**Data shown:**
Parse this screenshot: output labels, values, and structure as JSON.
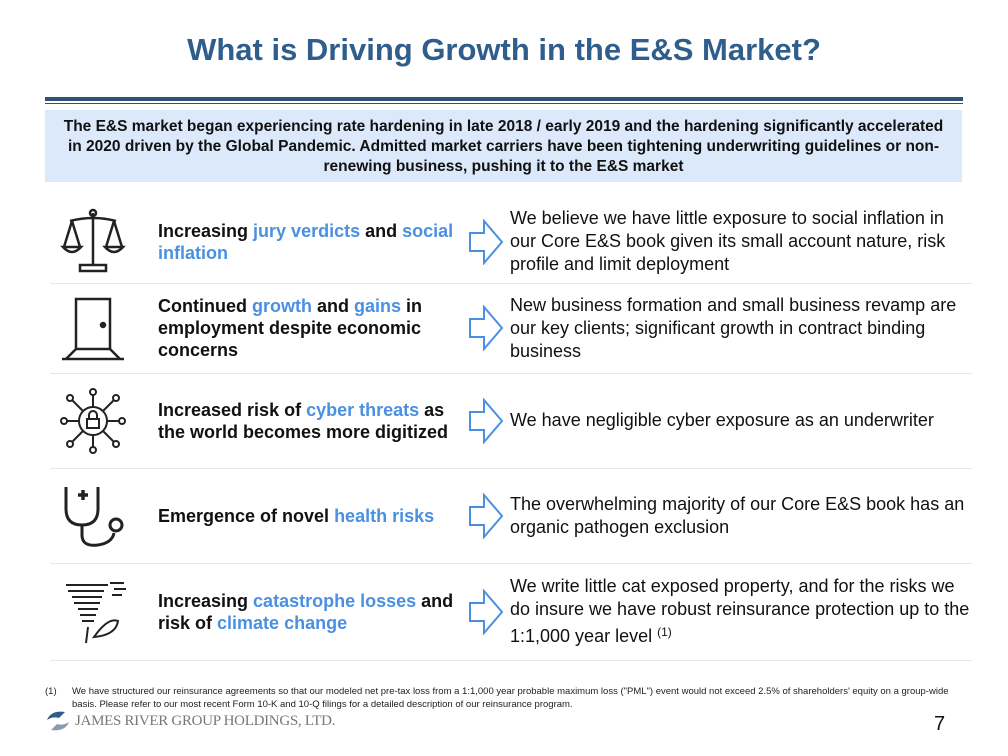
{
  "title": "What is Driving Growth in the E&S Market?",
  "summary": "The E&S market began experiencing rate hardening in late 2018 / early 2019 and the hardening significantly accelerated in 2020 driven by the Global Pandemic. Admitted market carriers have been tightening underwriting guidelines or non-renewing business, pushing it to the E&S market",
  "rows": [
    {
      "icon": "scales-of-justice-icon",
      "left": [
        {
          "text": "Increasing ",
          "hl": false
        },
        {
          "text": "jury verdicts",
          "hl": true
        },
        {
          "text": " and ",
          "hl": false
        },
        {
          "text": "social inflation",
          "hl": true
        }
      ],
      "right": "We believe we have little exposure to social inflation in our Core E&S book given its small account nature, risk profile and limit deployment",
      "sup": ""
    },
    {
      "icon": "open-door-icon",
      "left": [
        {
          "text": "Continued ",
          "hl": false
        },
        {
          "text": "growth",
          "hl": true
        },
        {
          "text": " and ",
          "hl": false
        },
        {
          "text": "gains",
          "hl": true
        },
        {
          "text": " in employment despite economic concerns",
          "hl": false
        }
      ],
      "right": "New business formation and small business revamp are our key clients; significant growth in contract binding business",
      "sup": ""
    },
    {
      "icon": "cyber-lock-network-icon",
      "left": [
        {
          "text": "Increased risk of ",
          "hl": false
        },
        {
          "text": "cyber threats",
          "hl": true
        },
        {
          "text": " as the world becomes more digitized",
          "hl": false
        }
      ],
      "right": "We have negligible cyber exposure as an underwriter",
      "sup": ""
    },
    {
      "icon": "stethoscope-icon",
      "left": [
        {
          "text": "Emergence of novel ",
          "hl": false
        },
        {
          "text": "health risks",
          "hl": true
        }
      ],
      "right": "The overwhelming majority of our Core E&S book has an organic pathogen exclusion",
      "sup": ""
    },
    {
      "icon": "tornado-icon",
      "left": [
        {
          "text": "Increasing ",
          "hl": false
        },
        {
          "text": "catastrophe losses",
          "hl": true
        },
        {
          "text": " and risk of ",
          "hl": false
        },
        {
          "text": "climate change",
          "hl": true
        }
      ],
      "right": "We write little cat exposed property, and for the risks we do insure we have robust reinsurance protection up to the 1:1,000 year level ",
      "sup": "(1)"
    }
  ],
  "footnote": {
    "number": "(1)",
    "text": "We have structured our reinsurance agreements so that our modeled net pre-tax loss from a 1:1,000 year probable maximum loss (\"PML\") event would not exceed 2.5% of shareholders' equity on a group-wide basis. Please refer to our most recent Form 10-K and 10-Q filings for a detailed description of our reinsurance program."
  },
  "logo_text": "JAMES RIVER GROUP HOLDINGS, LTD.",
  "page_number": "7",
  "colors": {
    "title": "#2f5d8c",
    "highlight": "#4a90e2",
    "summary_bg": "#dce9fa"
  }
}
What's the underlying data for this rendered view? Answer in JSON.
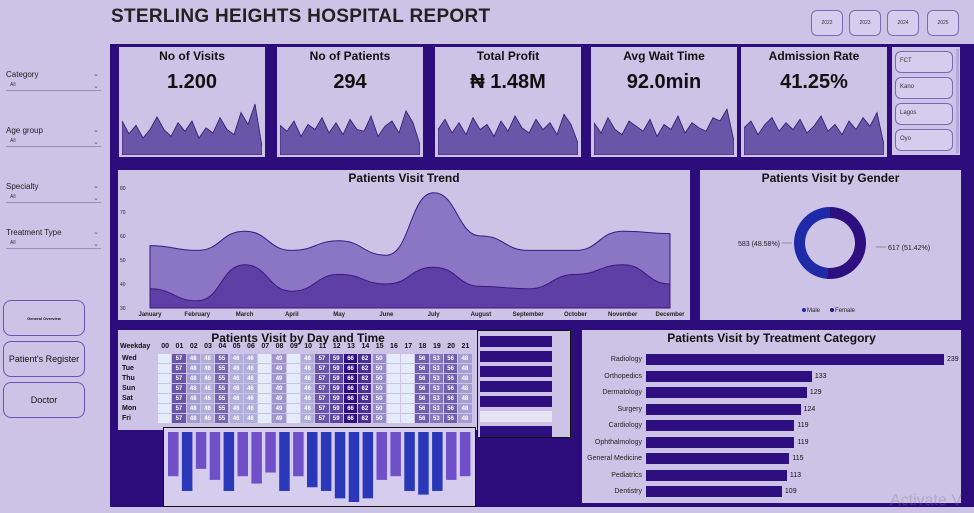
{
  "header": {
    "title": "STERLING HEIGHTS HOSPITAL REPORT",
    "years": [
      "2022",
      "2023",
      "2024",
      "2025"
    ],
    "active_year": "2025"
  },
  "filters": [
    {
      "label": "Category",
      "value": "All"
    },
    {
      "label": "Age group",
      "value": "All"
    },
    {
      "label": "Specialty",
      "value": "All"
    },
    {
      "label": "Treatment Type",
      "value": "All"
    }
  ],
  "nav": {
    "overview": "General Overview",
    "register": "Patient's Register",
    "doctor": "Doctor"
  },
  "kpis": [
    {
      "title": "No of Visits",
      "value": "1.200"
    },
    {
      "title": "No of Patients",
      "value": "294"
    },
    {
      "title": "Total Profit",
      "value": "₦ 1.48M"
    },
    {
      "title": "Avg Wait Time",
      "value": "92.0min"
    },
    {
      "title": "Admission Rate",
      "value": "41.25%"
    }
  ],
  "cities": [
    "FCT",
    "Kano",
    "Lagos",
    "Oyo"
  ],
  "chart_data": [
    {
      "type": "area",
      "title": "Patients Visit Trend",
      "categories": [
        "January",
        "February",
        "March",
        "April",
        "May",
        "June",
        "July",
        "August",
        "September",
        "October",
        "November",
        "December"
      ],
      "y_ticks": [
        "30",
        "40",
        "50",
        "60",
        "70",
        "80"
      ],
      "ylim": [
        30,
        80
      ],
      "series": [
        {
          "values": [
            56,
            54,
            62,
            54,
            58,
            52,
            78,
            60,
            54,
            54,
            62,
            61
          ]
        },
        {
          "values": [
            38,
            33,
            48,
            37,
            44,
            40,
            47,
            39,
            38,
            44,
            48,
            40
          ]
        }
      ]
    },
    {
      "type": "pie",
      "title": "Patients Visit by Gender",
      "labels": [
        "Male",
        "Female"
      ],
      "values": [
        583,
        617
      ],
      "slice_labels": [
        "583 (48.58%)",
        "617 (51.42%)"
      ],
      "legend": [
        "Male",
        "Female"
      ],
      "colors": [
        "#1f2aa8",
        "#2e0f7f"
      ]
    },
    {
      "type": "heatmap",
      "title": "Patients Visit by Day and Time",
      "row_header": "Weekday",
      "columns": [
        "00",
        "01",
        "02",
        "03",
        "04",
        "05",
        "06",
        "07",
        "08",
        "09",
        "10",
        "11",
        "12",
        "13",
        "14",
        "15",
        "16",
        "17",
        "18",
        "19",
        "20",
        "21"
      ],
      "rows": [
        "Wed",
        "Tue",
        "Thu",
        "Sun",
        "Sat",
        "Mon",
        "Fri"
      ],
      "cell_values": [
        "",
        "57",
        "48",
        "46",
        "55",
        "46",
        "46",
        "",
        "49",
        "",
        "46",
        "57",
        "59",
        "66",
        "62",
        "50",
        "",
        "",
        "56",
        "53",
        "56",
        "48"
      ]
    },
    {
      "type": "bar",
      "title": "Patients Visit by Treatment Category",
      "categories": [
        "Radiology",
        "Orthopedics",
        "Dermatology",
        "Surgery",
        "Cardiology",
        "Ophthalmology",
        "General Medicine",
        "Pediatrics",
        "Dentistry"
      ],
      "values": [
        239,
        133,
        129,
        124,
        119,
        119,
        115,
        113,
        109
      ],
      "xlim": [
        0,
        239
      ]
    },
    {
      "type": "bar",
      "values": [
        12,
        16,
        10,
        13,
        16,
        12,
        14,
        11,
        16,
        12,
        15,
        16,
        18,
        19,
        18,
        13,
        12,
        16,
        17,
        16,
        13,
        12
      ]
    }
  ],
  "sparklines": [
    [
      40,
      25,
      35,
      20,
      30,
      45,
      30,
      22,
      38,
      28,
      40,
      20,
      32,
      26,
      44,
      30,
      24,
      50,
      36,
      60,
      10
    ],
    [
      35,
      28,
      40,
      22,
      36,
      30,
      44,
      26,
      38,
      24,
      42,
      30,
      28,
      46,
      22,
      34,
      40,
      26,
      52,
      38,
      12
    ],
    [
      30,
      42,
      26,
      38,
      24,
      44,
      30,
      36,
      22,
      40,
      28,
      46,
      32,
      26,
      42,
      30,
      38,
      24,
      48,
      36,
      14
    ],
    [
      38,
      26,
      44,
      30,
      24,
      40,
      34,
      28,
      42,
      22,
      36,
      30,
      46,
      26,
      38,
      32,
      28,
      44,
      40,
      54,
      16
    ],
    [
      32,
      40,
      24,
      36,
      44,
      28,
      38,
      30,
      42,
      26,
      34,
      46,
      28,
      36,
      24,
      40,
      30,
      44,
      34,
      50,
      12
    ]
  ],
  "colors": {
    "accent": "#2c0d7b",
    "panel": "#cdc3e6",
    "area_top": "#8a76c4",
    "area_bottom": "#5e3fa6"
  },
  "watermark": "Activate V"
}
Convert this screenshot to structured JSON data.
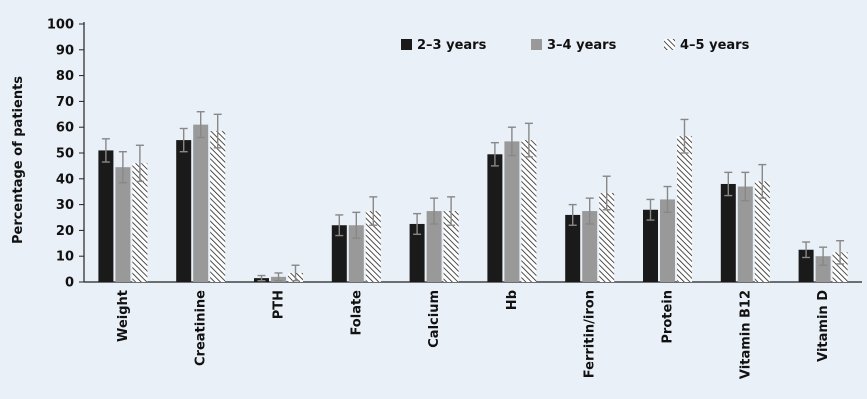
{
  "chart_data": {
    "type": "bar",
    "title": "",
    "ylabel": "Percentage of patients",
    "xlabel": "",
    "ylim": [
      0,
      100
    ],
    "yticks": [
      0,
      10,
      20,
      30,
      40,
      50,
      60,
      70,
      80,
      90,
      100
    ],
    "grid": false,
    "legend_position": "top-right",
    "categories": [
      "Weight",
      "Creatinine",
      "PTH",
      "Folate",
      "Calcium",
      "Hb",
      "Ferritin/iron",
      "Protein",
      "Vitamin B12",
      "Vitamin D"
    ],
    "series": [
      {
        "name": "2–3 years",
        "style": "solid",
        "color": "#1a1a1a",
        "values": [
          51,
          55,
          1.5,
          22,
          22.5,
          49.5,
          26,
          28,
          38,
          12.5
        ],
        "error": [
          4.5,
          4.5,
          1.0,
          4.0,
          4.0,
          4.5,
          4.0,
          4.0,
          4.5,
          3.0
        ]
      },
      {
        "name": "3–4 years",
        "style": "solid",
        "color": "#999999",
        "values": [
          44.5,
          61,
          2,
          22,
          27.5,
          54.5,
          27.5,
          32,
          37,
          10
        ],
        "error": [
          6.0,
          5.0,
          1.5,
          5.0,
          5.0,
          5.5,
          5.0,
          5.0,
          5.5,
          3.5
        ]
      },
      {
        "name": "4–5 years",
        "style": "hatched",
        "color": "#ffffff",
        "values": [
          46,
          58.5,
          3.5,
          27.5,
          27.5,
          55,
          34.5,
          56.5,
          39,
          11.5
        ],
        "error": [
          7.0,
          6.5,
          3.0,
          5.5,
          5.5,
          6.5,
          6.5,
          6.5,
          6.5,
          4.5
        ]
      }
    ]
  },
  "colors": {
    "background": "#eaf0f8",
    "axis": "#222222",
    "error_bar": "#888888",
    "hatch": "#222222"
  }
}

**Exercise details:** From the entries, report each line that includes the word "Treatment".

**Answer to this exercise:**
      "label": "Treatment Type",
      "title": "Patients Visit by Treatment Category",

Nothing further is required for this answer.